WRITTEN PROBLEM — Scan the following material for the string "процедуры" and copy each line in which it appears.

RECORD EXTRACTS —

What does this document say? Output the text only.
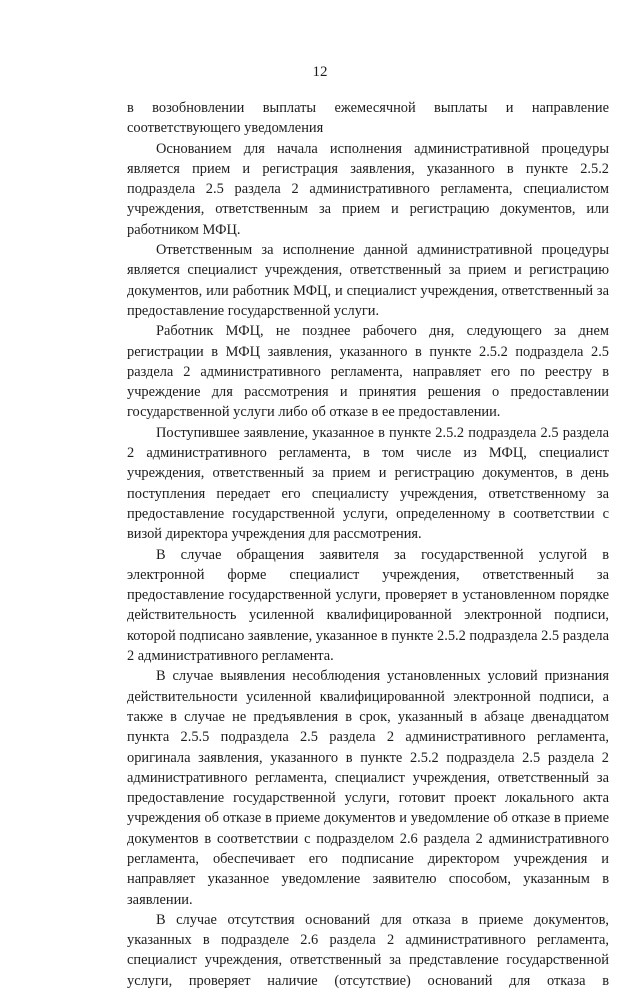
12

в возобновлении выплаты ежемесячной выплаты и направление соответствующего уведомления

Основанием для начала исполнения административной процедуры является прием и регистрация заявления, указанного в пункте 2.5.2 подраздела 2.5 раздела 2 административного регламента, специалистом учреждения, ответственным за прием и регистрацию документов, или работником МФЦ.

Ответственным за исполнение данной административной процедуры является специалист учреждения, ответственный за прием и регистрацию документов, или работник МФЦ, и специалист учреждения, ответственный за предоставление государственной услуги.

Работник МФЦ, не позднее рабочего дня, следующего за днем регистрации в МФЦ заявления, указанного в пункте 2.5.2 подраздела 2.5 раздела 2 административного регламента, направляет его по реестру в учреждение для рассмотрения и принятия решения о предоставлении государственной услуги либо об отказе в ее предоставлении.

Поступившее заявление, указанное в пункте 2.5.2 подраздела 2.5 раздела 2 административного регламента, в том числе из МФЦ, специалист учреждения, ответственный за прием и регистрацию документов, в день поступления передает его специалисту учреждения, ответственному за предоставление государственной услуги, определенному в соответствии с визой директора учреждения для рассмотрения.

В случае обращения заявителя за государственной услугой в электронной форме специалист учреждения, ответственный за предоставление государственной услуги, проверяет в установленном порядке действительность усиленной квалифицированной электронной подписи, которой подписано заявление, указанное в пункте 2.5.2 подраздела 2.5 раздела 2 административного регламента.

В случае выявления несоблюдения установленных условий признания действительности усиленной квалифицированной электронной подписи, а также в случае не предъявления в срок, указанный в абзаце двенадцатом пункта 2.5.5 подраздела 2.5 раздела 2 административного регламента, оригинала заявления, указанного в пункте 2.5.2 подраздела 2.5 раздела 2 административного регламента, специалист учреждения, ответственный за предоставление государственной услуги, готовит проект локального акта учреждения об отказе в приеме документов и уведомление об отказе в приеме документов в соответствии с подразделом 2.6 раздела 2 административного регламента, обеспечивает его подписание директором учреждения и направляет указанное уведомление заявителю способом, указанным в заявлении.

В случае отсутствия оснований для отказа в приеме документов, указанных в подразделе 2.6 раздела 2 административного регламента, специалист учреждения, ответственный за представление государственной услуги, проверяет наличие (отсутствие) оснований для отказа в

RESPONSE BELOW —
Основанием для начала исполнения административной процедуры является прием и регистрация заявления, указанного в пункте 2.5.2 подраздела 2.5 раздела 2 административного регламента, специалистом учреждения, ответственным за прием и регистрацию документов, или работником МФЦ.
Ответственным за исполнение данной административной процедуры является специалист учреждения, ответственный за прием и регистрацию документов, или работник МФЦ, и специалист учреждения, ответственный за предоставление государственной услуги.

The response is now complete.